LZH is a lossless data compression archive format named after Lempel–Ziv–Huffman, the algorithms on which it is based. It was first released in 1987 by Haruyasu Yoshizaki as an improvement over the earlier LZ77 and LZ78 compression formats developed by Abraham Lempel and Jacob Ziv in the late 1970s. LZH provided more efficient compression ratios while still allowing fast decompression.
The core compression algorithms used in LZH are dictionary-based, leveraging previously seen data to more compactly encode future data. The encoder maintains a sliding window buffer of the most recently processed data. When new data is encountered, the encoder searches for the longest matching sequence in the sliding window. If a match is found, the data is encoded as a reference to the matching window position and length, rather than the literal data. This reference typically consumes less space than the original content.
LZ77, used as a basis for LZH, has an encoding loop that looks like this: 1. Search the sliding window for the longest match with upcoming input 2. Output (offset , length) pair that refers to the match 3. If no match found, output a literal byte 4. Move the window forward by the match length
In 1986, Terry Welch published an improved LZW algorithm that adapted work from LZ78. It used index numbers into a dictionary of strings to achieve more density than LZ77. The next year, LZH was released, incorporating the LZ77 sliding dictionary approach but adding Huffman coding on the LZ77 symbols as an extra step to improve compression ratios.
Huffman coding assigns short bit sequences to frequently used symbols and longer sequences to rare ones. In LZH, the possible symbols are literal bytes, end-of-block markers, and match references into the sliding window dictionary. The Huffman coding model is computed uniquely for each block of data based on that block's symbol frequency distribution. More frequent match references are assigned shorter bit codes. This entropy encoding step is applied after matching against the sliding window.
Decompression parses the variable-length Huffman codes from the input stream, translating them back to literal bytes and match references. References are resolved by looking back into the window buffer at the decoded data, copying the match to the output. The window is slid forward after each symbol. Decompression is fast, as no searching for matches is required.
LZH files contain a series of blocks, each independently compressed with this LZ77+Huffman model. Separate blocks allow random access and error recovery. Each block begins with a header that stores the Huffman coding tables needed to decode that block's data.
The standard LZH format allows for a 13-bit sliding window size, or 8,192 bytes. The window is typically initialized to all zero bytes at the start of each block. A preset dictionary is not used, only previously compressed data. Match references are limited to at most 256 bytes in length.
Nelson H.F. Beebe extended LZH to support arbitrarily large sliding window sizes, calling his format LZHXa. Window sizes are restricted to powers of 2, with 2^15 (32,768) and 2^16 (65,536) bytes being common. Increasing the window improves compression as more history data is searched, at the cost of slower encoding and more memory use.
LZH includes checksums to validate data integrity. Each block ends with a 16-bit CRC code. Multi-file archives store an additional CRC for each complete file. Most implementations use CRC-16 with the polynomial x^16 + x^15 + x^2 + 1, but some use CRC-16-CCITT.

• **Objectives**
1. Answer these questions using the passage on LZH compression:
(a) In what year was LZH first released, and by whom?
(b) How many bytes does the standard LZH sliding window hold?
(c) What does each block end with?
2. Continue the passage on LZH compression from the end of its final paragraph.
The material that comes next is unrelated to the passage on LZH compression.

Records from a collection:
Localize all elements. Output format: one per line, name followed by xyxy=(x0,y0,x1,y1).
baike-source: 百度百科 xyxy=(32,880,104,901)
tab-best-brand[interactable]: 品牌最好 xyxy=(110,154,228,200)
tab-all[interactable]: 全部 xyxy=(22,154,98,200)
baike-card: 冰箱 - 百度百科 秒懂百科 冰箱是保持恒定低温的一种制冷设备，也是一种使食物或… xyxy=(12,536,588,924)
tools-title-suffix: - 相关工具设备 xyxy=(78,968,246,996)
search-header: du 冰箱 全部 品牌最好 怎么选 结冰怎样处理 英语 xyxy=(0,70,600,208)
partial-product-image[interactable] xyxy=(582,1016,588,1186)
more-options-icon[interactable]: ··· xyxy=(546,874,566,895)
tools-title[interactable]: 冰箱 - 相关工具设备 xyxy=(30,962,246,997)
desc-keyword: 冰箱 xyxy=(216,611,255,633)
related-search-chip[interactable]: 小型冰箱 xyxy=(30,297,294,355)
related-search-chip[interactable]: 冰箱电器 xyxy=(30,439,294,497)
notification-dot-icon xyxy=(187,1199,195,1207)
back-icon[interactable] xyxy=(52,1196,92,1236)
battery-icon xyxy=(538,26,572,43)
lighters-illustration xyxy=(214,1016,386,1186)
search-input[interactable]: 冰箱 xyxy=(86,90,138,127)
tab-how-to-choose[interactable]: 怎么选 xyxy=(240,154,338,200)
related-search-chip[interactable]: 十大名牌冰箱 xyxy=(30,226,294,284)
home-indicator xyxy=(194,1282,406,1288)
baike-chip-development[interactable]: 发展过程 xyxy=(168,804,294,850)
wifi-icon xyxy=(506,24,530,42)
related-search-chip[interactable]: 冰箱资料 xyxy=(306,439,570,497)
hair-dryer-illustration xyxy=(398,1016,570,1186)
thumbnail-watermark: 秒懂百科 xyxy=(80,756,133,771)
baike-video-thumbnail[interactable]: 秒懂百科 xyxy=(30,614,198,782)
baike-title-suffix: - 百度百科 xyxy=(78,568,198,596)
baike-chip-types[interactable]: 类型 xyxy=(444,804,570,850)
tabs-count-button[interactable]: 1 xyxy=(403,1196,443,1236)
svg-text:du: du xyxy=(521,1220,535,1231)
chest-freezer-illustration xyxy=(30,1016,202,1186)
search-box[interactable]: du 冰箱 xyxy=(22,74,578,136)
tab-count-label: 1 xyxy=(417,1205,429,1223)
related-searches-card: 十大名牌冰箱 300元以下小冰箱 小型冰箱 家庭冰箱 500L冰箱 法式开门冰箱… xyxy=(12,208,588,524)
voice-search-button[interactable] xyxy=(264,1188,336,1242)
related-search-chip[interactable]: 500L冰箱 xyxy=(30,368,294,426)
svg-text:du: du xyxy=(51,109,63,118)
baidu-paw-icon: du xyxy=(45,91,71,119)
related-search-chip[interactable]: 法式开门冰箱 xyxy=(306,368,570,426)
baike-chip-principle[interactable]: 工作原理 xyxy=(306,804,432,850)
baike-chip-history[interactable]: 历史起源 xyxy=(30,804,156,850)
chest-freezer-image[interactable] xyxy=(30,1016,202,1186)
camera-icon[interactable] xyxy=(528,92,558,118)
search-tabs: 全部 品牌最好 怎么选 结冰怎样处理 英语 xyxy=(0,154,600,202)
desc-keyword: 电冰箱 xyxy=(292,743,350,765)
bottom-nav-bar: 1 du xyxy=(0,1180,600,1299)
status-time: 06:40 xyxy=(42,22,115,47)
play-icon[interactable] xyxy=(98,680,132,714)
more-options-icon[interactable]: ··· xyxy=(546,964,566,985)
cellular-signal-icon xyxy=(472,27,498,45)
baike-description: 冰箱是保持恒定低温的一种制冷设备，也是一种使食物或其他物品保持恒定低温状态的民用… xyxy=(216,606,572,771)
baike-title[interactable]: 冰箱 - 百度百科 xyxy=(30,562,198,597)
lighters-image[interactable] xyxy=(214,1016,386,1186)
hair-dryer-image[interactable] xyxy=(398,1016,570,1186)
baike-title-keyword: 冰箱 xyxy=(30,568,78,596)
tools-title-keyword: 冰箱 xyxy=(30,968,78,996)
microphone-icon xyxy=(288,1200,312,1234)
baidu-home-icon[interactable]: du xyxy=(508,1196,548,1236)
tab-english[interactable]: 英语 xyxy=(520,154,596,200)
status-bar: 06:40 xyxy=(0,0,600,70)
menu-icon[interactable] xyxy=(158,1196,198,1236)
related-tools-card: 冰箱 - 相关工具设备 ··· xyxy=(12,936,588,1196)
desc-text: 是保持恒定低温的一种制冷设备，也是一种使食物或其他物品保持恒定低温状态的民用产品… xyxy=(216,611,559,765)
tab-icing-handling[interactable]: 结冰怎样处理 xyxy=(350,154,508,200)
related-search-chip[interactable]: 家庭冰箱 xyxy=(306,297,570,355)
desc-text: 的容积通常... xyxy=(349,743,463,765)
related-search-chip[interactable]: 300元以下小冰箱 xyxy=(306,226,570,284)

• **Answers to the tasks**
1.
(a) LZH was first released in 1987 by Haruyasu Yoshizaki.
(b) It holds 8,192 bytes.
(c) Each block ends with a 16-bit CRC code.

2.
Compressed LZH archives conventionally use the .lzh file extension. The format saw widest adoption in Japan, with popularity peaking in the early 1990s as it competed with ZIP and ARJ. An informal standard known as LHA evolved, used by the popular LArc and LHarc archivers. It added support for comments, timestamps, passwords, and multi-file archives.
LZH's key advantages were its higher compression ratios compared to ZIP, plus fast decompression. However, by the mid 1990s, ZIP gained popularity and displaced most other formats. ZIP's quick adoption as a standard on Windows, plus cross-platform library and tool support, led to it dominating the lossless compression market.
Today, LZH is rarely used outside of Japan and east Asia. New compression formats like bzip2, LZMA and others offer significantly better compression ratios. Some legacy applications may still encounter .lzh files, but modern ZIP, 7z or xz are recommended for archiving. Open-source tools like lhasa exist to extract old .lzh archives.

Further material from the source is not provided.